══ EXTRAIT À LIRE ══

    CHF 1.- restera toujours CHF 1.- que nous soyons en récession ou en inflation !

    merci

  2. 1 franc suisse restera bien-sûr toujours un franc suisse mais, à cause de l’inflation, vous pourrez vous payer moins de choses avec ce même franc suisse… à moins que votre banque n’augmente son taux de rémunération. Si l’inflation est de 5% et que vous percevez 3% d’intérêts, vous êtes perdante, etc …

  3. Raymond

    Bonjour M. Santi. Il me semble «qu’il n’y a pas le feu au lac » si nous faisons une totale abstraction des leçons apportées par la science, dite : Finance comportementale (FC). Suite au « dernier QE3 », peut-on pour autant en déduire que la manne providentielle attribuée par la FED aux banques (entre-autres, rachat de titres toxiques en échange de liquidités) va servir les intérêts de l’économie réelle et ne finira pas –pour l’essentiel – à nouveau dans le circuit des actifs financiers via le Shadow Banking ? A contrario, le taux d’inflation réelle s’éloignerait significativement de sa position rampante en boutant « le feu aux lacs », non ?

  4. vous avez mille fois raison en effet, ces QE 3 ne profiteront qu’à l’establishment, feront grimper les bourses et les laissés-pour-compte … eh bien, resteront livrés à eux-mêmes, comme d’habitude

  5. Raymond

    Parlez-moi d’intérêts : « Les banques utilisent également les taux Libor comme taux de base pour définir les taux d’intérêt sur les prêts à court terme et les comptes d’épargne… »

    http://www.lafinancepourtous.com/Actualites/Le-scandale-du-Libor

  6. oui, j’en parle dans mon livre …

  7. Raymond

    le message intrinsèque de votre ouvrage me séduit plus que « le picking » de quelques arcanes (certaines n’ayant pu m’échapper). Il me tarde vraiment de le lire. Bien à vous.

═══
══ DONNÉES PRÉSENTÉES ══

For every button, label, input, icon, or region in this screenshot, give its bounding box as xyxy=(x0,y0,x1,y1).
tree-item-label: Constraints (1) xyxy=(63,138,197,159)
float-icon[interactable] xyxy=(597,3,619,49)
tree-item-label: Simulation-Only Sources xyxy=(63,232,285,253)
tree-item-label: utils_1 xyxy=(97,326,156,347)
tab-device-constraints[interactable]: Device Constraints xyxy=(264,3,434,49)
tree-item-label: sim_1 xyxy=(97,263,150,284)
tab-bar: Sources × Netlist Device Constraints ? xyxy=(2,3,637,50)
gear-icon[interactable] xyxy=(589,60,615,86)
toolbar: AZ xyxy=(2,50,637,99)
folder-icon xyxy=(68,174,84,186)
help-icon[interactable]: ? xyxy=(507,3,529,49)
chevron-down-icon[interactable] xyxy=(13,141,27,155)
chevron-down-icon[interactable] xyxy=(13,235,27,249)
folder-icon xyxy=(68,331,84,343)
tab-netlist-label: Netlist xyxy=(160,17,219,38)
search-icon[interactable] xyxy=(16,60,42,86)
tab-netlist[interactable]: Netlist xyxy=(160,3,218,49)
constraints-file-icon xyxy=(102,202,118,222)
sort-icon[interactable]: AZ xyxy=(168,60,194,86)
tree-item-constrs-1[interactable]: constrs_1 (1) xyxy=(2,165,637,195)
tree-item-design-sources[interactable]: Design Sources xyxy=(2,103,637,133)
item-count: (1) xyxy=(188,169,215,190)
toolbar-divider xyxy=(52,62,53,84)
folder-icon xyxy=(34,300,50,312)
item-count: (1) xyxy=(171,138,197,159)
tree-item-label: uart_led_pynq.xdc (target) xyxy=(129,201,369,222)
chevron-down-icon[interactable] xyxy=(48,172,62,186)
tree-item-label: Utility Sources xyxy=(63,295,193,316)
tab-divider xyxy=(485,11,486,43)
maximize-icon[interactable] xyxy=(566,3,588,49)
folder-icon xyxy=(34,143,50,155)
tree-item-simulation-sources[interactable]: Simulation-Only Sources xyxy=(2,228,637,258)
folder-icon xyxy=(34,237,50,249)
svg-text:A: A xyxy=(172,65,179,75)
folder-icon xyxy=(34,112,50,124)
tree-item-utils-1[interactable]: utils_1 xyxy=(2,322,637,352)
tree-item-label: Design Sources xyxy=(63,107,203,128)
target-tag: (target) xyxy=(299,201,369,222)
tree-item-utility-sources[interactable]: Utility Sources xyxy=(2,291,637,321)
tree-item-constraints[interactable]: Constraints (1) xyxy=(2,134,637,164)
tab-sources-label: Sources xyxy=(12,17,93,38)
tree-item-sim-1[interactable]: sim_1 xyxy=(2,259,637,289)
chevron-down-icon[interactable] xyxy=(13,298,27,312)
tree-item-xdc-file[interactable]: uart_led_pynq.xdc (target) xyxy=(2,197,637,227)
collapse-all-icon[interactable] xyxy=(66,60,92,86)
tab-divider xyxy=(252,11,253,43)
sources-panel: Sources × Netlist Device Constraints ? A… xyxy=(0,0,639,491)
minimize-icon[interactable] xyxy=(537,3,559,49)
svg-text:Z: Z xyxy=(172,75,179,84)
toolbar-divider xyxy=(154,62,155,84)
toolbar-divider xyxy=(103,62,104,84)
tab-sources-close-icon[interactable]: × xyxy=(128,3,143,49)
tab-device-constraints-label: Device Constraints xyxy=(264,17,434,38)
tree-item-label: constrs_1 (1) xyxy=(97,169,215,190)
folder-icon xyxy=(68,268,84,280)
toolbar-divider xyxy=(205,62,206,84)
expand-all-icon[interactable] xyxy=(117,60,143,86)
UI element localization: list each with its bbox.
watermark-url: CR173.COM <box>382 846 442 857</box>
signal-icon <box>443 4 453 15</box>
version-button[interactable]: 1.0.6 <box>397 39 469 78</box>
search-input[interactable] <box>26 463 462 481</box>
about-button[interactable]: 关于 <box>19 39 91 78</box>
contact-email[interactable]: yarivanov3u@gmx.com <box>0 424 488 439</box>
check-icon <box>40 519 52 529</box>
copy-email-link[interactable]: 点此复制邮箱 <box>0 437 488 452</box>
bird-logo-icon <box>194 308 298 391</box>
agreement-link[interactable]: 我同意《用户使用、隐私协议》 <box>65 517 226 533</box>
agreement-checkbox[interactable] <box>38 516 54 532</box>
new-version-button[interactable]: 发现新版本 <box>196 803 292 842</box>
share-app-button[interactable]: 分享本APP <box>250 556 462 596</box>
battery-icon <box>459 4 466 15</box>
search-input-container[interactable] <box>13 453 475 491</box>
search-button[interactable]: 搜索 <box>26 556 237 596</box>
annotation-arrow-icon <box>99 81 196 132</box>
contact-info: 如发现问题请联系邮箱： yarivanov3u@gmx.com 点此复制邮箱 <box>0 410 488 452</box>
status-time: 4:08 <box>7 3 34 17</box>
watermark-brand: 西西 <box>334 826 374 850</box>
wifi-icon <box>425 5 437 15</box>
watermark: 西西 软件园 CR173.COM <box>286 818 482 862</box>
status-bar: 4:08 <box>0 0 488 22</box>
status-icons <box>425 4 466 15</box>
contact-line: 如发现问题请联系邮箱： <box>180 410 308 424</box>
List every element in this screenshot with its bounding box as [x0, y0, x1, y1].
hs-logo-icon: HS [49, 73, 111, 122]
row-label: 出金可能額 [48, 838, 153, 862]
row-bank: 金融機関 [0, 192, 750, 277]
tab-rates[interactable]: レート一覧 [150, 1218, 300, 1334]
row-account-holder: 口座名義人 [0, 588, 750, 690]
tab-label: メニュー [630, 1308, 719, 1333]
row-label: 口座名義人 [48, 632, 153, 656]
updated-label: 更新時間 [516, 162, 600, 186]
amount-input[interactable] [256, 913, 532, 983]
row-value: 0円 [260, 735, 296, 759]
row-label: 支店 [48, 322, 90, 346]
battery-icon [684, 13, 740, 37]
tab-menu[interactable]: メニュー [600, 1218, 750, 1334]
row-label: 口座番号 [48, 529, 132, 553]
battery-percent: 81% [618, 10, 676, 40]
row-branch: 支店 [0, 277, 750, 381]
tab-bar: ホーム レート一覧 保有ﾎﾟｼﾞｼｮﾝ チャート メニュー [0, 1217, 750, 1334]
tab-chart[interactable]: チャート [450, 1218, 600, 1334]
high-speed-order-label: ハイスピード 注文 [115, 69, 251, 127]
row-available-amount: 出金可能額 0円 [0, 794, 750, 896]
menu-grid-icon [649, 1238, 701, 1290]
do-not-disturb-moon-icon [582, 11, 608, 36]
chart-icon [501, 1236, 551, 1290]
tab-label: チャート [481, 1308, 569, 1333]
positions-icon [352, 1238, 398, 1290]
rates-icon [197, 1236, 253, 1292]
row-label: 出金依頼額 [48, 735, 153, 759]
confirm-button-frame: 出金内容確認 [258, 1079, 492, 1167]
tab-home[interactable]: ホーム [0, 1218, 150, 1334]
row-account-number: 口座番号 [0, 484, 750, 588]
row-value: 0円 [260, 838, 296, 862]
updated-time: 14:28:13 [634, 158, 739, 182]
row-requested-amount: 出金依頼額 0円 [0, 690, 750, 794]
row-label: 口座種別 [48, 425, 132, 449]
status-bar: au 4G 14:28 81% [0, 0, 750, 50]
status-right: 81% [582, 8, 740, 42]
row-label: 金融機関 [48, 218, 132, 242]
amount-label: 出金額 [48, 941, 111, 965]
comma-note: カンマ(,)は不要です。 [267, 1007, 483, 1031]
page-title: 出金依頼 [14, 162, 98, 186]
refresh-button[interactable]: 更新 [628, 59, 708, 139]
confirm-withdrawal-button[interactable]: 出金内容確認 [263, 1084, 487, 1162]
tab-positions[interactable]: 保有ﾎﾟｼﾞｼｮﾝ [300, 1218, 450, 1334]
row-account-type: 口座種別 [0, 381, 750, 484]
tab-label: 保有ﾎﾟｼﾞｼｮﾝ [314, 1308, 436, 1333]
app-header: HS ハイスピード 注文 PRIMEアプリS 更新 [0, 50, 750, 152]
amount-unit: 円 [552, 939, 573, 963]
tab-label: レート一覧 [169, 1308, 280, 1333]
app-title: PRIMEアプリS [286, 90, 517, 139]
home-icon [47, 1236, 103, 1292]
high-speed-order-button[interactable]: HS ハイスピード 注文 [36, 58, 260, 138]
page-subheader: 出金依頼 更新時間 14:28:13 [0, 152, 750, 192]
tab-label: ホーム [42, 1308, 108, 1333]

═══

**CONSIGNES DE TRAVAIL**
A - Redonnez tel quel le passage de l'extrait qui va de « http://www.lafinancepourtous.com/Actualites/Le-scandale-du-Libor » à « Bien à vous. », ces deux bornes comprises.
B - Traduisez en anglais cette phrase de l'extrait : « Il me tarde vraiment de le lire. »
C - Résumez l'extrait en trois phrases.
Les lignes ne jouent aucun rôle dans ce travail.

**RÉPONSES PAR CONSIGNE**
A -
http://www.lafinancepourtous.com/Actualites/Le-scandale-du-Libor

  6. oui, j’en parle dans mon livre …

  7. Raymond

    le message intrinsèque de votre ouvrage me séduit plus que « le picking » de quelques arcanes (certaines n’ayant pu m’échapper). Il me tarde vraiment de le lire. Bien à vous.

B - I really can't wait to read it.

C - Un franc suisse reste un franc suisse, mais l'inflation réduit ce qu'on peut acheter avec, sauf si la banque verse un intérêt suffisant : avec 5 % d'inflation et 3 % d'intérêts, on y perd. Raymond se demande si l'argent du QE3 versé par la FED aux banques servira l'économie réelle ou repartira vers les actifs financiers par le Shadow Banking, et la réponse affirme que ces QE3 ne profiteront qu'à l'establishment et feront grimper les bourses. Raymond cite aussi l'usage des taux Libor par les banques, un sujet abordé dans le livre de son interlocuteur, qu'il dit avoir hâte de lire.